| Aim |
Go through the entries below and pick out every line with "Ball".

| Items from a dataset |
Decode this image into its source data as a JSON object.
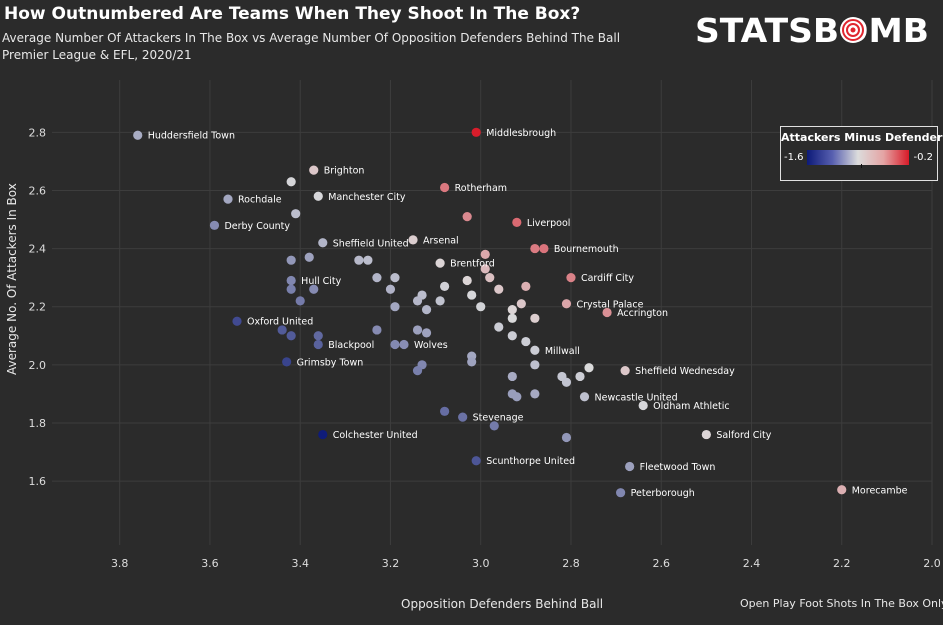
{
  "title": "How Outnumbered Are Teams When They Shoot In The Box?",
  "subtitle_1": "Average Number Of Attackers In The Box vs Average Number Of Opposition Defenders Behind The Ball",
  "subtitle_2": "Premier League & EFL, 2020/21",
  "logo_text": "STATSBOMB",
  "note": "Open Play Foot Shots In The Box Only",
  "legend": {
    "title": "Attackers Minus Defenders",
    "min_label": "-1.6",
    "max_label": "-0.2"
  },
  "colors": {
    "background": "#2b2b2b",
    "gridline": "#3d3d3d",
    "low": "#0d1a78",
    "mid": "#dcdcdc",
    "high": "#d81a28",
    "logo": "#ffffff",
    "logo_accent": "#e0262f"
  },
  "chart_data": {
    "type": "scatter",
    "title": "How Outnumbered Are Teams When They Shoot In The Box?",
    "xlabel": "Opposition Defenders Behind Ball",
    "ylabel": "Average No. Of Attackers In Box",
    "xlim": [
      3.95,
      2.0
    ],
    "ylim": [
      1.38,
      2.98
    ],
    "x_reversed": true,
    "x_ticks": [
      "3.8",
      "3.6",
      "3.4",
      "3.2",
      "3.0",
      "2.8",
      "2.6",
      "2.4",
      "2.2",
      "2.0"
    ],
    "y_ticks": [
      "1.6",
      "1.8",
      "2.0",
      "2.2",
      "2.4",
      "2.6",
      "2.8"
    ],
    "grid": true,
    "color_encoding": "attackers minus defenders",
    "color_range": [
      -1.6,
      -0.2
    ],
    "points": [
      {
        "x": 3.76,
        "y": 2.79,
        "label": "Huddersfield Town"
      },
      {
        "x": 3.01,
        "y": 2.8,
        "label": "Middlesbrough"
      },
      {
        "x": 3.37,
        "y": 2.67,
        "label": "Brighton"
      },
      {
        "x": 3.42,
        "y": 2.63,
        "label": ""
      },
      {
        "x": 3.08,
        "y": 2.61,
        "label": "Rotherham"
      },
      {
        "x": 3.56,
        "y": 2.57,
        "label": "Rochdale"
      },
      {
        "x": 3.36,
        "y": 2.58,
        "label": "Manchester City"
      },
      {
        "x": 3.41,
        "y": 2.52,
        "label": ""
      },
      {
        "x": 3.03,
        "y": 2.51,
        "label": ""
      },
      {
        "x": 2.92,
        "y": 2.49,
        "label": "Liverpool"
      },
      {
        "x": 3.59,
        "y": 2.48,
        "label": "Derby County"
      },
      {
        "x": 3.15,
        "y": 2.43,
        "label": "Arsenal"
      },
      {
        "x": 3.35,
        "y": 2.42,
        "label": "Sheffield United"
      },
      {
        "x": 2.88,
        "y": 2.4,
        "label": ""
      },
      {
        "x": 2.86,
        "y": 2.4,
        "label": "Bournemouth"
      },
      {
        "x": 2.99,
        "y": 2.38,
        "label": ""
      },
      {
        "x": 3.42,
        "y": 2.36,
        "label": ""
      },
      {
        "x": 3.38,
        "y": 2.37,
        "label": ""
      },
      {
        "x": 3.27,
        "y": 2.36,
        "label": ""
      },
      {
        "x": 3.25,
        "y": 2.36,
        "label": ""
      },
      {
        "x": 3.09,
        "y": 2.35,
        "label": "Brentford"
      },
      {
        "x": 2.99,
        "y": 2.33,
        "label": ""
      },
      {
        "x": 3.23,
        "y": 2.3,
        "label": ""
      },
      {
        "x": 3.19,
        "y": 2.3,
        "label": ""
      },
      {
        "x": 3.42,
        "y": 2.29,
        "label": "Hull City"
      },
      {
        "x": 3.03,
        "y": 2.29,
        "label": ""
      },
      {
        "x": 2.98,
        "y": 2.3,
        "label": ""
      },
      {
        "x": 2.8,
        "y": 2.3,
        "label": "Cardiff City"
      },
      {
        "x": 3.42,
        "y": 2.26,
        "label": ""
      },
      {
        "x": 3.37,
        "y": 2.26,
        "label": ""
      },
      {
        "x": 3.2,
        "y": 2.26,
        "label": ""
      },
      {
        "x": 3.08,
        "y": 2.27,
        "label": ""
      },
      {
        "x": 2.96,
        "y": 2.26,
        "label": ""
      },
      {
        "x": 2.9,
        "y": 2.27,
        "label": ""
      },
      {
        "x": 3.13,
        "y": 2.24,
        "label": ""
      },
      {
        "x": 3.02,
        "y": 2.24,
        "label": ""
      },
      {
        "x": 3.4,
        "y": 2.22,
        "label": ""
      },
      {
        "x": 3.14,
        "y": 2.22,
        "label": ""
      },
      {
        "x": 3.09,
        "y": 2.22,
        "label": ""
      },
      {
        "x": 2.91,
        "y": 2.21,
        "label": ""
      },
      {
        "x": 2.81,
        "y": 2.21,
        "label": "Crystal Palace"
      },
      {
        "x": 3.19,
        "y": 2.2,
        "label": ""
      },
      {
        "x": 3.12,
        "y": 2.19,
        "label": ""
      },
      {
        "x": 3.0,
        "y": 2.2,
        "label": ""
      },
      {
        "x": 2.93,
        "y": 2.19,
        "label": ""
      },
      {
        "x": 2.72,
        "y": 2.18,
        "label": "Accrington"
      },
      {
        "x": 2.93,
        "y": 2.16,
        "label": ""
      },
      {
        "x": 2.88,
        "y": 2.16,
        "label": ""
      },
      {
        "x": 3.54,
        "y": 2.15,
        "label": "Oxford United"
      },
      {
        "x": 3.23,
        "y": 2.12,
        "label": ""
      },
      {
        "x": 2.96,
        "y": 2.13,
        "label": ""
      },
      {
        "x": 3.44,
        "y": 2.12,
        "label": ""
      },
      {
        "x": 3.14,
        "y": 2.12,
        "label": ""
      },
      {
        "x": 3.12,
        "y": 2.11,
        "label": ""
      },
      {
        "x": 3.42,
        "y": 2.1,
        "label": ""
      },
      {
        "x": 3.36,
        "y": 2.1,
        "label": ""
      },
      {
        "x": 2.93,
        "y": 2.1,
        "label": ""
      },
      {
        "x": 2.9,
        "y": 2.08,
        "label": ""
      },
      {
        "x": 3.36,
        "y": 2.07,
        "label": "Blackpool"
      },
      {
        "x": 3.19,
        "y": 2.07,
        "label": ""
      },
      {
        "x": 3.17,
        "y": 2.07,
        "label": "Wolves"
      },
      {
        "x": 2.88,
        "y": 2.05,
        "label": "Millwall"
      },
      {
        "x": 3.02,
        "y": 2.03,
        "label": ""
      },
      {
        "x": 3.43,
        "y": 2.01,
        "label": "Grimsby Town"
      },
      {
        "x": 3.02,
        "y": 2.01,
        "label": ""
      },
      {
        "x": 3.13,
        "y": 2.0,
        "label": ""
      },
      {
        "x": 3.14,
        "y": 1.98,
        "label": ""
      },
      {
        "x": 2.88,
        "y": 2.0,
        "label": ""
      },
      {
        "x": 2.76,
        "y": 1.99,
        "label": ""
      },
      {
        "x": 2.68,
        "y": 1.98,
        "label": "Sheffield Wednesday"
      },
      {
        "x": 2.93,
        "y": 1.96,
        "label": ""
      },
      {
        "x": 2.82,
        "y": 1.96,
        "label": ""
      },
      {
        "x": 2.81,
        "y": 1.94,
        "label": ""
      },
      {
        "x": 2.78,
        "y": 1.96,
        "label": ""
      },
      {
        "x": 2.93,
        "y": 1.9,
        "label": ""
      },
      {
        "x": 2.92,
        "y": 1.89,
        "label": ""
      },
      {
        "x": 2.88,
        "y": 1.9,
        "label": ""
      },
      {
        "x": 2.77,
        "y": 1.89,
        "label": "Newcastle United"
      },
      {
        "x": 2.64,
        "y": 1.86,
        "label": "Oldham Athletic"
      },
      {
        "x": 3.08,
        "y": 1.84,
        "label": ""
      },
      {
        "x": 3.04,
        "y": 1.82,
        "label": "Stevenage"
      },
      {
        "x": 2.97,
        "y": 1.79,
        "label": ""
      },
      {
        "x": 3.35,
        "y": 1.76,
        "label": "Colchester United"
      },
      {
        "x": 2.81,
        "y": 1.75,
        "label": ""
      },
      {
        "x": 2.5,
        "y": 1.76,
        "label": "Salford City"
      },
      {
        "x": 3.01,
        "y": 1.67,
        "label": "Scunthorpe United"
      },
      {
        "x": 2.67,
        "y": 1.65,
        "label": "Fleetwood Town"
      },
      {
        "x": 2.69,
        "y": 1.56,
        "label": "Peterborough"
      },
      {
        "x": 2.2,
        "y": 1.57,
        "label": "Morecambe"
      }
    ]
  }
}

| Solution to this task |
  "subtitle_1": "Average Number Of Attackers In The Box vs Average Number Of Opposition Defenders Behind The Ball",
    "xlabel": "Opposition Defenders Behind Ball",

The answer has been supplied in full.